**** MATERIAL FOR THE TASK
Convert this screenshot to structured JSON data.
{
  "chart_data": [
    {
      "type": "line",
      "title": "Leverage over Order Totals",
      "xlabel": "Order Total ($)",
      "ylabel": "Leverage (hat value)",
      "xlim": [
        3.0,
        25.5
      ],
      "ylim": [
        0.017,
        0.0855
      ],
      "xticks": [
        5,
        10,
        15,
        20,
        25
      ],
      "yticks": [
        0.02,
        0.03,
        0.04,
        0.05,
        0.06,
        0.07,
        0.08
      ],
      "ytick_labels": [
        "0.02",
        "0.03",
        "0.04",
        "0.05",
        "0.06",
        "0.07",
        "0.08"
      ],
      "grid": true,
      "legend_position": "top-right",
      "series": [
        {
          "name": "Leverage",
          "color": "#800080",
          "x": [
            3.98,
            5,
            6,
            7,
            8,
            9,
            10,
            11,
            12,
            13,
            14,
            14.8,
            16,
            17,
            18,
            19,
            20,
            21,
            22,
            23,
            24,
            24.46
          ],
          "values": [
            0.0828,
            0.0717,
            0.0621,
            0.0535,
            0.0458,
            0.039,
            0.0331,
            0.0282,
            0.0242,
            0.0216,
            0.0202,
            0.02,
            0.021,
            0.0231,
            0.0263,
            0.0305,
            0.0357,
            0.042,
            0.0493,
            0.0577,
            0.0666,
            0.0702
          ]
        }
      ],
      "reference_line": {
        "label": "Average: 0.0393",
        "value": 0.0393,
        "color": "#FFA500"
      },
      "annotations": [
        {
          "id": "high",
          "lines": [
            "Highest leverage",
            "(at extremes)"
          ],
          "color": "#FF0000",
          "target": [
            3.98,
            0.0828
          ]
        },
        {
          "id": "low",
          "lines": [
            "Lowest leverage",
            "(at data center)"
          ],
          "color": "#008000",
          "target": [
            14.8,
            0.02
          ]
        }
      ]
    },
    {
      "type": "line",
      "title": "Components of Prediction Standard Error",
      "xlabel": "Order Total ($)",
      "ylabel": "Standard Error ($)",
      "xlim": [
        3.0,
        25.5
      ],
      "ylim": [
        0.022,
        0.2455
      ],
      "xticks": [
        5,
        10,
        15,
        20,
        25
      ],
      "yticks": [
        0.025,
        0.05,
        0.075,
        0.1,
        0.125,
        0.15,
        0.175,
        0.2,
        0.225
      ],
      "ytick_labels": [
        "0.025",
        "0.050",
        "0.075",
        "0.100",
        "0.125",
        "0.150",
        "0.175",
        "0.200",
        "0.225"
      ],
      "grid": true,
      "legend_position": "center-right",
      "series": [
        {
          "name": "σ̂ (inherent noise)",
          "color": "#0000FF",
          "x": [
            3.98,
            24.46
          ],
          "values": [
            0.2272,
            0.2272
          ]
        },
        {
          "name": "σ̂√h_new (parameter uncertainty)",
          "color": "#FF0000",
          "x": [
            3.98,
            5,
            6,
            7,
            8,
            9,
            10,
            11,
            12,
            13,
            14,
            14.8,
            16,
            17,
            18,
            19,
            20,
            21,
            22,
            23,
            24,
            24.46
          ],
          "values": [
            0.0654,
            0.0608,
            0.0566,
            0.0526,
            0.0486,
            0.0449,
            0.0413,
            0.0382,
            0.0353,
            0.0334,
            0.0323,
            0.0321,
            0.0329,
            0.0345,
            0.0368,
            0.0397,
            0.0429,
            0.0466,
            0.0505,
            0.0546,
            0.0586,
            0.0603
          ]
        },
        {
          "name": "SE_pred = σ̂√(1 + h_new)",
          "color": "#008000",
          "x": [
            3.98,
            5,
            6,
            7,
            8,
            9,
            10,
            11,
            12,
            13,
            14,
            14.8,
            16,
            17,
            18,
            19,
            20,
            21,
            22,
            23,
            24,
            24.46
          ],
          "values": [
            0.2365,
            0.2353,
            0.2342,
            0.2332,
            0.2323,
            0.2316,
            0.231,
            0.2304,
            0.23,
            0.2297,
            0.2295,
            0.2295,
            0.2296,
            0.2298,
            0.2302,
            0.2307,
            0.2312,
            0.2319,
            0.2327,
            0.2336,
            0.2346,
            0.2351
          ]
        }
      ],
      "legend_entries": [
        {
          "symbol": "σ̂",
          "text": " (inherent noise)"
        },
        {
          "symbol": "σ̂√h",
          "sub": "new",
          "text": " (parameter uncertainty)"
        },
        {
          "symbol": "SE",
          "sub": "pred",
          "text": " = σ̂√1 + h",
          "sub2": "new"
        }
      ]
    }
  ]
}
********
▶ [DIRECTIONS]:
Search the lines for the string "right" and copy every line that has it.

▶ [RESULT OF THIS EXERCISE]:
      "legend_position": "top-right",
      "legend_position": "center-right",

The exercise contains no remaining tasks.